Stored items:
● ● ● ● ● ● ●
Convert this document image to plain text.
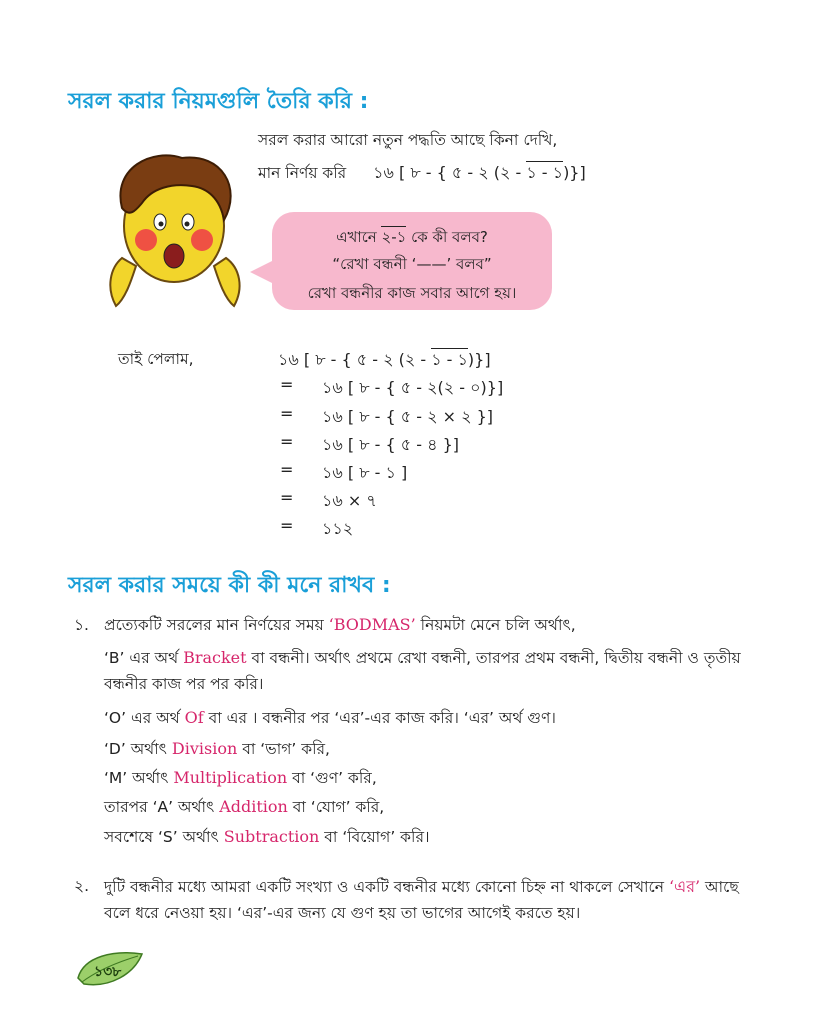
সরল করার নিয়মগুলি তৈরি করি :
সরল করার আরো নতুন পদ্ধতি আছে কিনা দেখি,
মান নির্ণয় করি ১৬ [ ৮ - { ৫ - ২ (২ - ১ - ১)}]
এখানে ২-১ কে কী বলব?
“রেখা বন্ধনী ‘——’ বলব”
রেখা বন্ধনীর কাজ সবার আগে হয়।
তাই পেলাম,	১৬ [ ৮ - { ৫ - ২ (২ - ১ - ১)}]
= ১৬ [ ৮ - { ৫ - ২(২ - ০)}]
= ১৬ [ ৮ - { ৫ - ২ × ২ }]
= ১৬ [ ৮ - { ৫ - ৪ }]
= ১৬ [ ৮ - ১ ]
= ১৬ × ৭
= ১১২
সরল করার সময়ে কী কী মনে রাখব :
১. প্রত্যেকটি সরলের মান নির্ণয়ের সময় ‘BODMAS’ নিয়মটা মেনে চলি অর্থাৎ,
‘B’ এর অর্থ Bracket বা বন্ধনী। অর্থাৎ প্রথমে রেখা বন্ধনী, তারপর প্রথম বন্ধনী, দ্বিতীয় বন্ধনী ও তৃতীয়
বন্ধনীর কাজ পর পর করি।
‘O’ এর অর্থ Of বা এর । বন্ধনীর পর ‘এর’-এর কাজ করি। ‘এর’ অর্থ গুণ।
‘D’ অর্থাৎ Division বা ‘ভাগ’ করি,
‘M’ অর্থাৎ Multiplication বা ‘গুণ’ করি,
তারপর ‘A’ অর্থাৎ Addition বা ‘যোগ’ করি,
সবশেষে ‘S’ অর্থাৎ Subtraction বা ‘বিয়োগ’ করি।
২. দুটি বন্ধনীর মধ্যে আমরা একটি সংখ্যা ও একটি বন্ধনীর মধ্যে কোনো চিহ্ন না থাকলে সেখানে ‘এর’ আছে
বলে ধরে নেওয়া হয়। ‘এর’-এর জন্য যে গুণ হয় তা ভাগের আগেই করতে হয়।
১৩৮
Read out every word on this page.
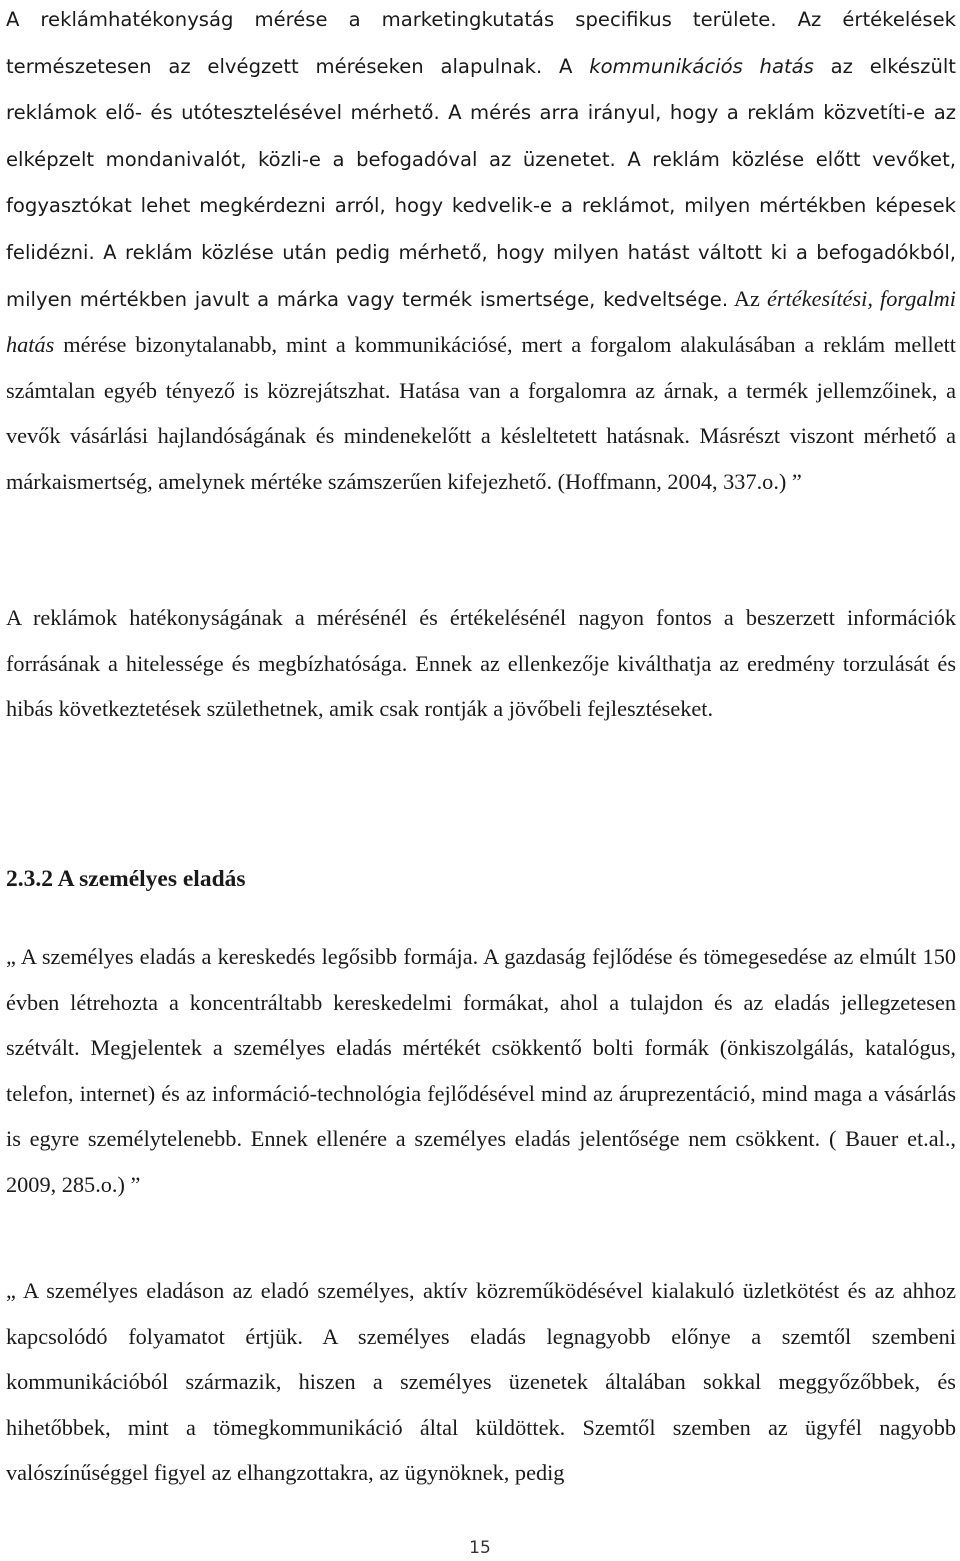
A reklámhatékonyság mérése a marketingkutatás specifikus területe. Az értékelések természetesen az elvégzett méréseken alapulnak. A kommunikációs hatás az elkészült reklámok elő- és utótesztelésével mérhető. A mérés arra irányul, hogy a reklám közvetíti-e az elképzelt mondanivalót, közli-e a befogadóval az üzenetet. A reklám közlése előtt vevőket, fogyasztókat lehet megkérdezni arról, hogy kedvelik-e a reklámot, milyen mértékben képesek felidézni. A reklám közlése után pedig mérhető, hogy milyen hatást váltott ki a befogadókból, milyen mértékben javult a márka vagy termék ismertsége, kedveltsége. Az értékesítési, forgalmi hatás mérése bizonytalanabb, mint a kommunikációsé, mert a forgalom alakulásában a reklám mellett számtalan egyéb tényező is közrejátszhat. Hatása van a forgalomra az árnak, a termék jellemzőinek, a vevők vásárlási hajlandóságának és mindenekelőtt a késleltetett hatásnak. Másrészt viszont mérhető a márkaismertség, amelynek mértéke számszerűen kifejezhető. (Hoffmann, 2004, 337.o.) ”

A reklámok hatékonyságának a mérésénél és értékelésénél nagyon fontos a beszerzett információk forrásának a hitelessége és megbízhatósága. Ennek az ellenkezője kiválthatja az eredmény torzulását és hibás következtetések születhetnek, amik csak rontják a jövőbeli fejlesztéseket.

2.3.2 A személyes eladás

„ A személyes eladás a kereskedés legősibb formája. A gazdaság fejlődése és tömegesedése az elmúlt 150 évben létrehozta a koncentráltabb kereskedelmi formákat, ahol a tulajdon és az eladás jellegzetesen szétvált. Megjelentek a személyes eladás mértékét csökkentő bolti formák (önkiszolgálás, katalógus, telefon, internet) és az információ-technológia fejlődésével mind az áruprezentáció, mind maga a vásárlás is egyre személytelenebb. Ennek ellenére a személyes eladás jelentősége nem csökkent. ( Bauer et.al., 2009, 285.o.) ”

„ A személyes eladáson az eladó személyes, aktív közreműködésével kialakuló üzletkötést és az ahhoz kapcsolódó folyamatot értjük. A személyes eladás legnagyobb előnye a szemtől szembeni kommunikációból származik, hiszen a személyes üzenetek általában sokkal meggyőzőbbek, és hihetőbbek, mint a tömegkommunikáció által küldöttek. Szemtől szemben az ügyfél nagyobb valószínűséggel figyel az elhangzottakra, az ügynöknek, pedig

15
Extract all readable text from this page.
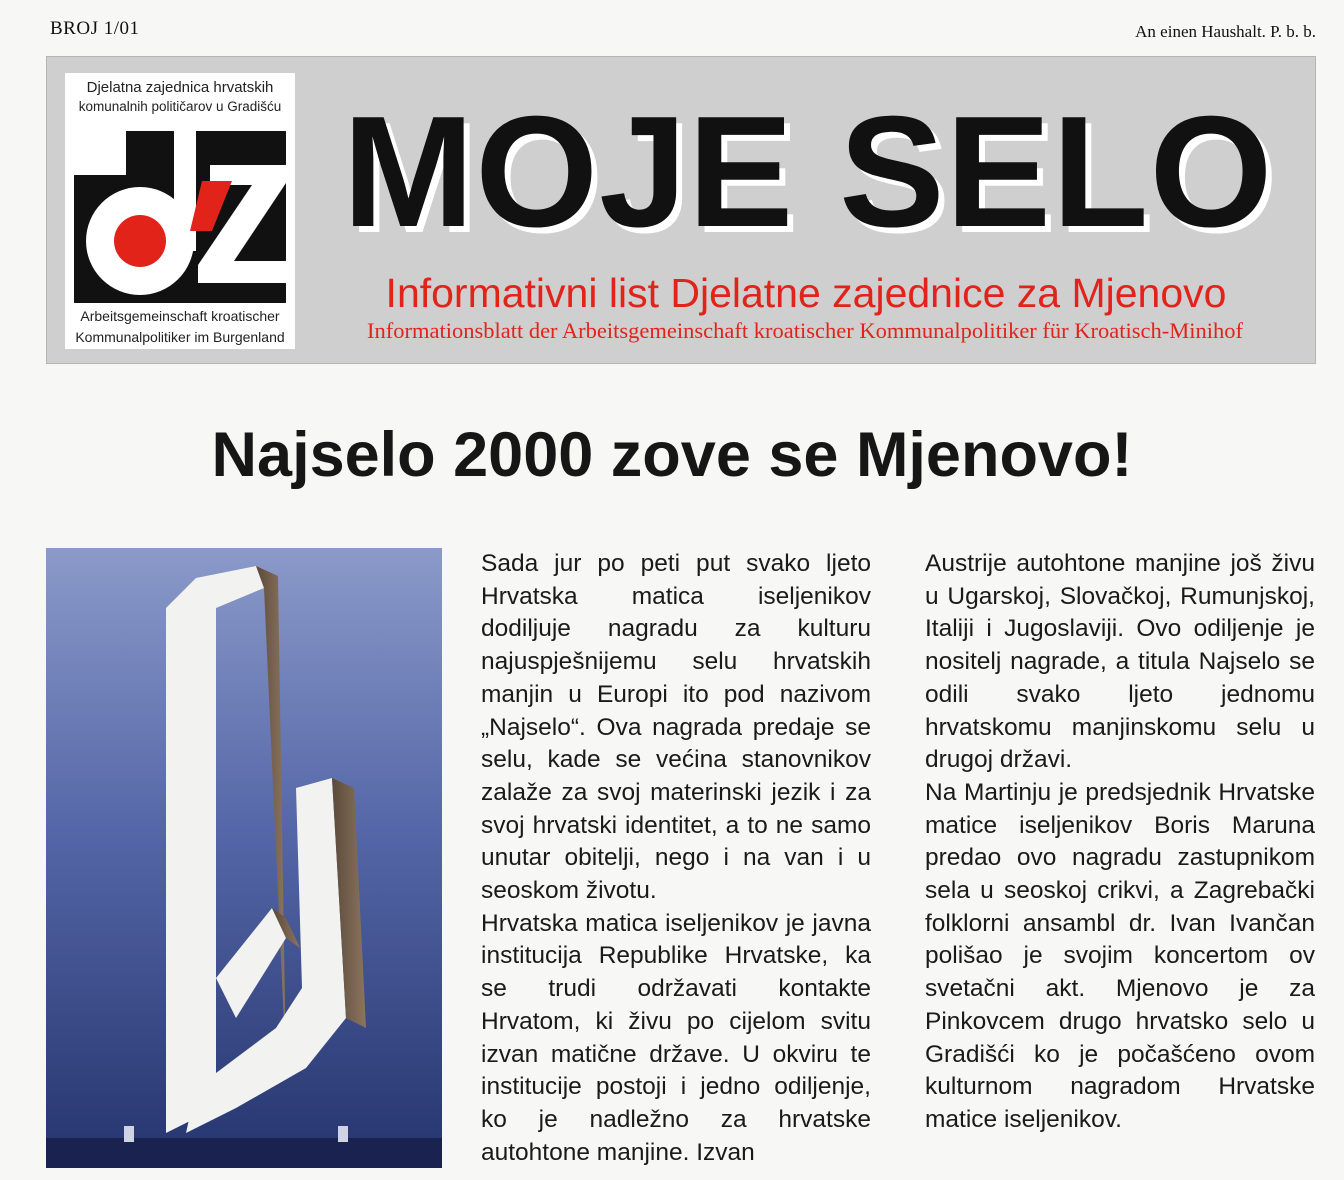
BROJ 1/01	An einen Haushalt. P. b. b.
Djelatna zajednica hrvatskih
komunalnih političarov u Gradišću
Arbeitsgemeinschaft kroatischer
Kommunalpolitiker im Burgenland
MOJE SELO
Informativni list Djelatne zajednice za Mjenovo
Informationsblatt der Arbeitsgemeinschaft kroatischer Kommunalpolitiker für Kroatisch-Minihof
Najselo 2000 zove se Mjenovo!

Sada jur po peti put svako ljeto Hrvatska matica iseljenikov dodiljuje nagradu za kulturu najuspješnijemu selu hrvatskih manjin u Europi ito pod nazivom „Najselo“. Ova nagrada predaje se selu, kade se većina stanovnikov zalaže za svoj materinski jezik i za svoj hrvatski identitet, a to ne samo unutar obitelji, nego i na van i u seoskom životu.

Hrvatska matica iseljenikov je javna institucija Republike Hrvatske, ka se trudi održavati kontakte Hrvatom, ki živu po cijelom svitu izvan matične države. U okviru te institucije postoji i jedno odiljenje, ko je nadležno za hrvatske autohtone manjine. Izvan

Austrije autohtone manjine još živu u Ugarskoj, Slovačkoj, Rumunjskoj, Italiji i Jugoslaviji. Ovo odiljenje je nositelj nagrade, a titula Najselo se odili svako ljeto jednomu hrvatskomu manjinskomu selu u drugoj državi.

Na Martinju je predsjednik Hrvatske matice iseljenikov Boris Maruna predao ovo nagradu zastupnikom sela u seoskoj crikvi, a Zagrebački folklorni ansambl dr. Ivan Ivančan polišao je svojim koncertom ov svetačni akt. Mjenovo je za Pinkovcem drugo hrvatsko selo u Gradišći ko je počašćeno ovom kulturnom nagradom Hrvatske matice iseljenikov.
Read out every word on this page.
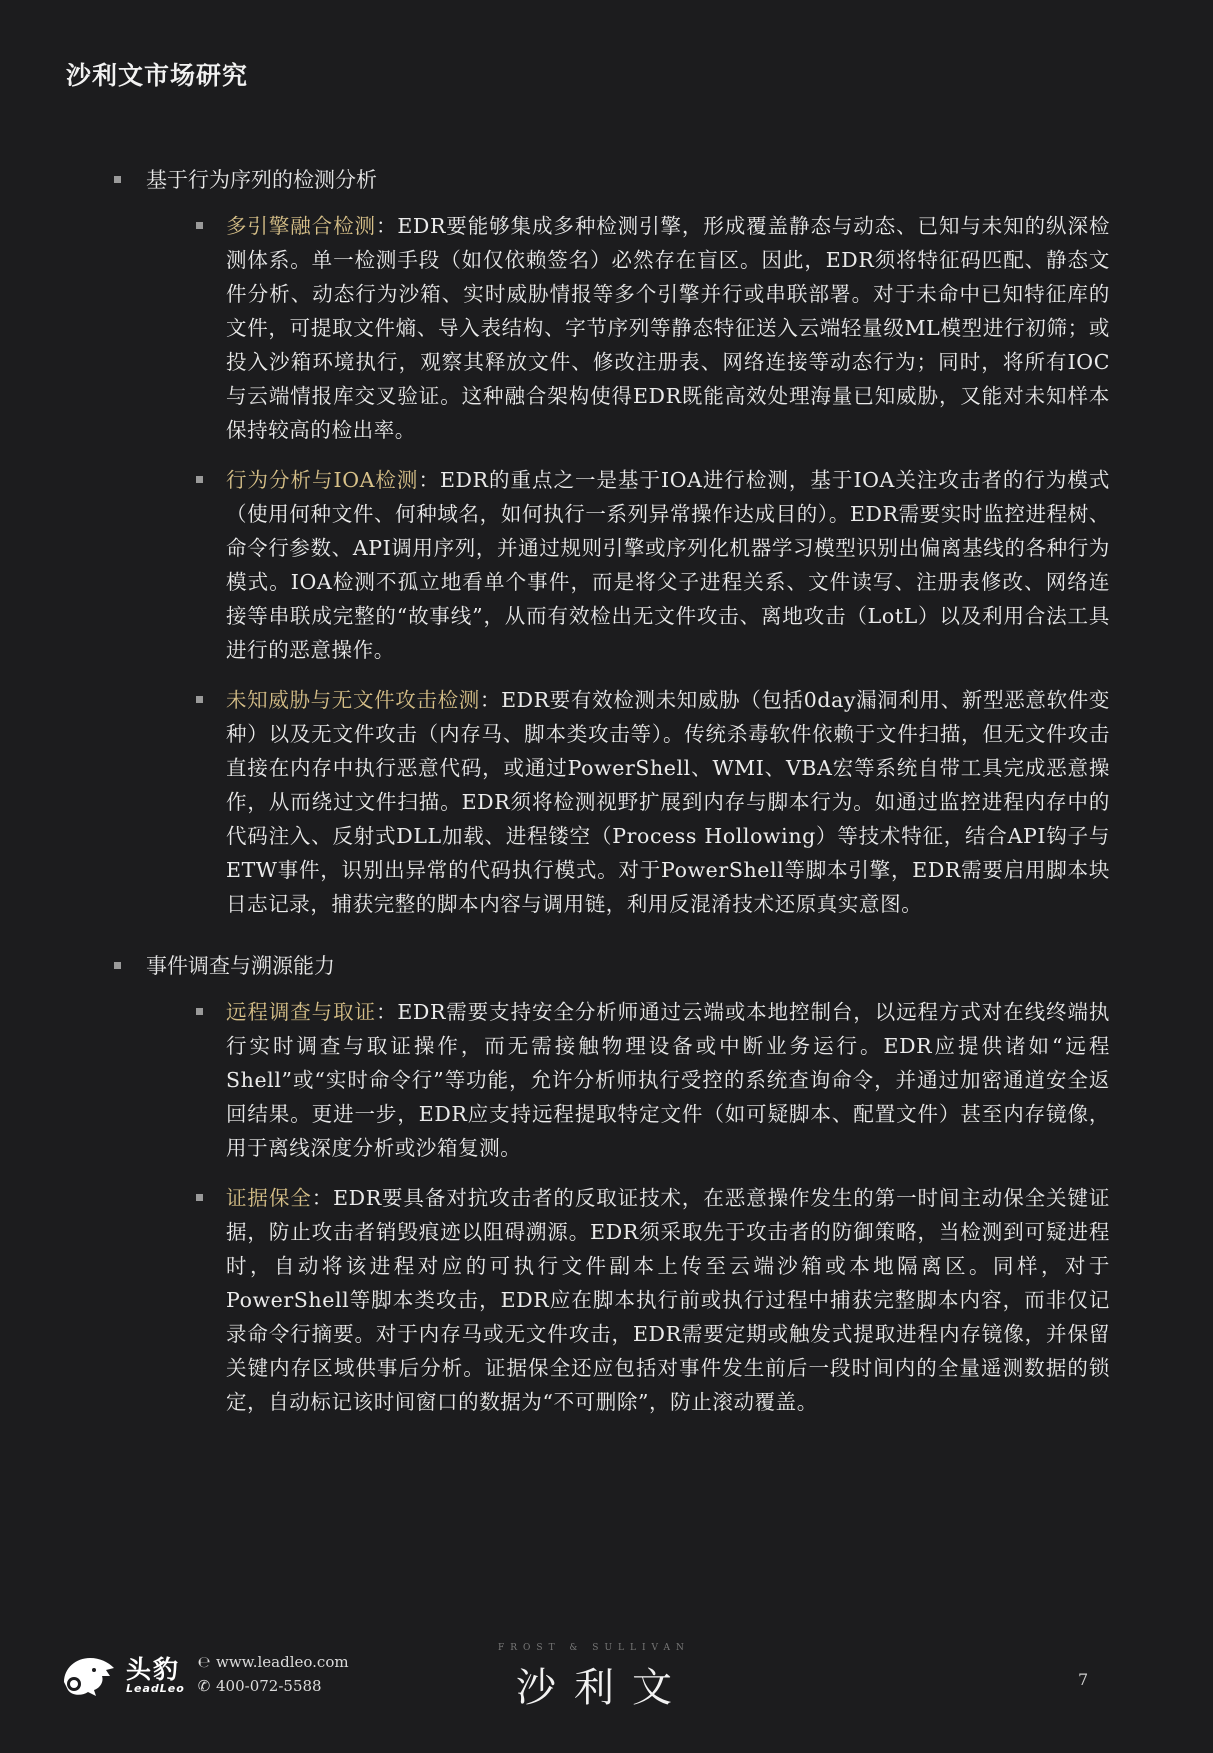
沙利文市场研究
基于行为序列的检测分析

多引擎融合检测：EDR要能够集成多种检测引擎，形成覆盖静态与动态、已知与未知的纵深检测体系。单一检测手段（如仅依赖签名）必然存在盲区。因此，EDR须将特征码匹配、静态文件分析、动态行为沙箱、实时威胁情报等多个引擎并行或串联部署。对于未命中已知特征库的文件，可提取文件熵、导入表结构、字节序列等静态特征送入云端轻量级ML模型进行初筛；或投入沙箱环境执行，观察其释放文件、修改注册表、网络连接等动态行为；同时，将所有IOC与云端情报库交叉验证。这种融合架构使得EDR既能高效处理海量已知威胁，又能对未知样本保持较高的检出率。

行为分析与IOA检测：EDR的重点之一是基于IOA进行检测，基于IOA关注攻击者的行为模式（使用何种文件、何种域名，如何执行一系列异常操作达成目的）。EDR需要实时监控进程树、命令行参数、API调用序列，并通过规则引擎或序列化机器学习模型识别出偏离基线的各种行为模式。IOA检测不孤立地看单个事件，而是将父子进程关系、文件读写、注册表修改、网络连接等串联成完整的“故事线”，从而有效检出无文件攻击、离地攻击（LotL）以及利用合法工具进行的恶意操作。

未知威胁与无文件攻击检测：EDR要有效检测未知威胁（包括0day漏洞利用、新型恶意软件变种）以及无文件攻击（内存马、脚本类攻击等）。传统杀毒软件依赖于文件扫描，但无文件攻击直接在内存中执行恶意代码，或通过PowerShell、WMI、VBA宏等系统自带工具完成恶意操作，从而绕过文件扫描。EDR须将检测视野扩展到内存与脚本行为。如通过监控进程内存中的代码注入、反射式DLL加载、进程镂空（Process Hollowing）等技术特征，结合API钩子与ETW事件，识别出异常的代码执行模式。对于PowerShell等脚本引擎，EDR需要启用脚本块日志记录，捕获完整的脚本内容与调用链，利用反混淆技术还原真实意图。

事件调查与溯源能力

远程调查与取证：EDR需要支持安全分析师通过云端或本地控制台，以远程方式对在线终端执行实时调查与取证操作，而无需接触物理设备或中断业务运行。EDR应提供诸如“远程Shell”或“实时命令行”等功能，允许分析师执行受控的系统查询命令，并通过加密通道安全返回结果。更进一步，EDR应支持远程提取特定文件（如可疑脚本、配置文件）甚至内存镜像，用于离线深度分析或沙箱复测。

证据保全：EDR要具备对抗攻击者的反取证技术，在恶意操作发生的第一时间主动保全关键证据，防止攻击者销毁痕迹以阻碍溯源。EDR须采取先于攻击者的防御策略，当检测到可疑进程时，自动将该进程对应的可执行文件副本上传至云端沙箱或本地隔离区。同样，对于PowerShell等脚本类攻击，EDR应在脚本执行前或执行过程中捕获完整脚本内容，而非仅记录命令行摘要。对于内存马或无文件攻击，EDR需要定期或触发式提取进程内存镜像，并保留关键内存区域供事后分析。证据保全还应包括对事件发生前后一段时间内的全量遥测数据的锁定，自动标记该时间窗口的数据为“不可删除”，防止滚动覆盖。

头豹
LeadLeo
℮ www.leadleo.com
✆ 400-072-5588
FROST & SULLIVAN
沙利文	7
● ● ● ● ● ● ●
▶ **Exercise objective**
Select all lines in the listing that include the word "Hrvatske".

▶ **Task result**
Hrvatska matica iseljenikov je javna institucija Republike Hrvatske, ka se trudi održavati kontakte Hrvatom, ki živu po cijelom svitu izvan matične države. U okviru te institucije postoji i jedno odiljenje, ko je nadležno za hrvatske autohtone manjine. Izvan
Na Martinju je predsjednik Hrvatske matice iseljenikov Boris Maruna predao ovo nagradu zastupnikom sela u seoskoj crikvi, a Zagrebački folklorni ansambl dr. Ivan Ivančan polišao je svojim koncertom ov svetačni akt. Mjenovo je za Pinkovcem drugo hrvatsko selo u Gradišći ko je počašćeno ovom kulturnom nagradom Hrvatske matice iseljenikov.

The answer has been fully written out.